### [REQUIREMENTS]
Identify the lines bearing the string "Sketch" and gather them.

### [DATA TO PROCESS]
-- START --

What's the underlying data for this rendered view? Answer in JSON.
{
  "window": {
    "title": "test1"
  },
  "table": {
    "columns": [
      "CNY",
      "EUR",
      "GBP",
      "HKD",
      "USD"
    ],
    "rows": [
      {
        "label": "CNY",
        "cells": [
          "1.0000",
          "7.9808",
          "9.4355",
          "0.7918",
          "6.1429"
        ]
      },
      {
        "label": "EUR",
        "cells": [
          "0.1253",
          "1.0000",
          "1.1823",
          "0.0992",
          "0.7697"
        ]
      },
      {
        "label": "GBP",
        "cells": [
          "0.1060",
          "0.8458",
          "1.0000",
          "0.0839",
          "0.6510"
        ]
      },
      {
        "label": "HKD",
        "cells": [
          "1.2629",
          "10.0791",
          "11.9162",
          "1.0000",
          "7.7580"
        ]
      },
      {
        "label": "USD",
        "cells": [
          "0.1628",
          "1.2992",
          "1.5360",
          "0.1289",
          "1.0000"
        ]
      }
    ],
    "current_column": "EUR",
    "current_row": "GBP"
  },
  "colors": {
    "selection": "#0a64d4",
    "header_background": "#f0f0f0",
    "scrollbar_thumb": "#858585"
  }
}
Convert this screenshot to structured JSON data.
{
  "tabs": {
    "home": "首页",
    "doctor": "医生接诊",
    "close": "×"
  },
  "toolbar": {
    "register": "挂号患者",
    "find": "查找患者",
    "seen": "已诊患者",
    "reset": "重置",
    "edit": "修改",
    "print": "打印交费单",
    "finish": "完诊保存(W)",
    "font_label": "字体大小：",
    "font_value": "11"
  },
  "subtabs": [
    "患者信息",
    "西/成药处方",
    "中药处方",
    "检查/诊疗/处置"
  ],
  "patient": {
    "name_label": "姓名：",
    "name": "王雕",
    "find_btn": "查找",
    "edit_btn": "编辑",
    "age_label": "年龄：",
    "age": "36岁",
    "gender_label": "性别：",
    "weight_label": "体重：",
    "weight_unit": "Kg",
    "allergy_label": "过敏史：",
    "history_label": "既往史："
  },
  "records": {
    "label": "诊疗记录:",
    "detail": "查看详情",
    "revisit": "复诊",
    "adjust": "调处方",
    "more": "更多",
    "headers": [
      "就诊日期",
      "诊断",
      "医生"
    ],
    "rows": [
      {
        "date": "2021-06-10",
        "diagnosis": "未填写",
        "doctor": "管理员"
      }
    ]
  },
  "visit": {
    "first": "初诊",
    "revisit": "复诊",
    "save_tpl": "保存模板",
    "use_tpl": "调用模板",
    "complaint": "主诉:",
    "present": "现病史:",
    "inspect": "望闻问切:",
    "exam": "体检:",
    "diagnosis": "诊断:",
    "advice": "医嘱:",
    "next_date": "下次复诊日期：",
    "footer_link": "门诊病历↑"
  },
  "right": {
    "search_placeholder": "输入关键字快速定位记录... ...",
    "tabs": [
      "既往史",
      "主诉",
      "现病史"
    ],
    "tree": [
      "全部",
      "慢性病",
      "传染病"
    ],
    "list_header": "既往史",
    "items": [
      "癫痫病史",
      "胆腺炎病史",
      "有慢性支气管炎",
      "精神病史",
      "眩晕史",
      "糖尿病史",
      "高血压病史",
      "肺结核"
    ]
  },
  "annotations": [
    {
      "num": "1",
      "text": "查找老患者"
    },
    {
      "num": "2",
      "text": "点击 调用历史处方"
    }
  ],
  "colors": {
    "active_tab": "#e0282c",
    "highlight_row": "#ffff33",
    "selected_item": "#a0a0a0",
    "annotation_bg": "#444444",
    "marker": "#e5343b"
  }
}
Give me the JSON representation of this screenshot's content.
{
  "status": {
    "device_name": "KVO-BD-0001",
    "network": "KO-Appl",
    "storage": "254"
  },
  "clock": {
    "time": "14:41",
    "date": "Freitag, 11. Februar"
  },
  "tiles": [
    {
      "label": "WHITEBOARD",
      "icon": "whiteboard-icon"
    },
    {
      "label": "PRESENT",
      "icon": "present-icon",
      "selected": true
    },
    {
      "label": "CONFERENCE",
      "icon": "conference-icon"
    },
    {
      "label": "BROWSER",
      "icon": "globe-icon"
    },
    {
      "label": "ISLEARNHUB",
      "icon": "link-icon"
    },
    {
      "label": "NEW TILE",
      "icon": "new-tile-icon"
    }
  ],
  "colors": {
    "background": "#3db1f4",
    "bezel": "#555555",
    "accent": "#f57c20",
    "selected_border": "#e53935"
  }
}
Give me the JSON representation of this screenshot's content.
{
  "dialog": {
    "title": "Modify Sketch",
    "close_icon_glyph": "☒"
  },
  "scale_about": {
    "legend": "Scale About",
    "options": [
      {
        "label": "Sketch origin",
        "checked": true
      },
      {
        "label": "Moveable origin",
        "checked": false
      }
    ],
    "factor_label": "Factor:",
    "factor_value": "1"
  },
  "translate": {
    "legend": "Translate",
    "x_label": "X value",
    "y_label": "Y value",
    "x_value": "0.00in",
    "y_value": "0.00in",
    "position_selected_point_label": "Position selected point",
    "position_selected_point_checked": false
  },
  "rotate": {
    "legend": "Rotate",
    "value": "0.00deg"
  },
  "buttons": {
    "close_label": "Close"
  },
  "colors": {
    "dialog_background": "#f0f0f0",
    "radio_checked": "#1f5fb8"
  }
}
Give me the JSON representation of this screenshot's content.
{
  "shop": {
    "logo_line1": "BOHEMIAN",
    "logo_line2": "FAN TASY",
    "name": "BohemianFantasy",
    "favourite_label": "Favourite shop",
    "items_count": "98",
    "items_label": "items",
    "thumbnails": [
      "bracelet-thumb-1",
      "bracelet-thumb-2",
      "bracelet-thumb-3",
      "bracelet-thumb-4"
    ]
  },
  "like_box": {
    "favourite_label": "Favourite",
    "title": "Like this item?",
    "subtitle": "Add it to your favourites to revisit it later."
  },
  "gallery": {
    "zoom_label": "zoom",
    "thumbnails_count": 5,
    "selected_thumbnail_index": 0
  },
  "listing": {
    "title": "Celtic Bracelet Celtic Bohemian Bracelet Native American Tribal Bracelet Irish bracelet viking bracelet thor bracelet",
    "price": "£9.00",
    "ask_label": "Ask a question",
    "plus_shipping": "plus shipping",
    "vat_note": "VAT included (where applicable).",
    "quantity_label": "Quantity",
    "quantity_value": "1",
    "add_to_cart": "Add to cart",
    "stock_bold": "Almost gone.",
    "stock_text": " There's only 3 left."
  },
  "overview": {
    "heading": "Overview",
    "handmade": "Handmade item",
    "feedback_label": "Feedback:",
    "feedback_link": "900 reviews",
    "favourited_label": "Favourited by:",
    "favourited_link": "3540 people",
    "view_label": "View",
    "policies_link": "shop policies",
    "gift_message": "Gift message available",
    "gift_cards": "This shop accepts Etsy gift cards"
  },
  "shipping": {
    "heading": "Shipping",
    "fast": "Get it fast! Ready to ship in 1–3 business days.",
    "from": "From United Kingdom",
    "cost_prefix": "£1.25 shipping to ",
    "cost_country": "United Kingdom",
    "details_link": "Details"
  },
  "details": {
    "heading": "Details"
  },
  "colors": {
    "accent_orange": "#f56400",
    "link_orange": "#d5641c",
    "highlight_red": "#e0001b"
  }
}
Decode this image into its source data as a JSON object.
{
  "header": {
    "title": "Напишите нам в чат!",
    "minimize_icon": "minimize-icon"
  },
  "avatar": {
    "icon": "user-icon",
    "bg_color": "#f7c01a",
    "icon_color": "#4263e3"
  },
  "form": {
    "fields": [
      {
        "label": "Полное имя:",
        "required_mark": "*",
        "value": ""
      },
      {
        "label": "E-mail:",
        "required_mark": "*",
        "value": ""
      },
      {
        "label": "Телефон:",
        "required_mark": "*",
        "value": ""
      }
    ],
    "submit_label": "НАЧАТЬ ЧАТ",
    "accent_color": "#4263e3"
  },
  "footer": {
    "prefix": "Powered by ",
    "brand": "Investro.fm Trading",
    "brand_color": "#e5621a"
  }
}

-- END --

### [WORKED ANSWER]
    "title": "Modify Sketch",
        "label": "Sketch origin",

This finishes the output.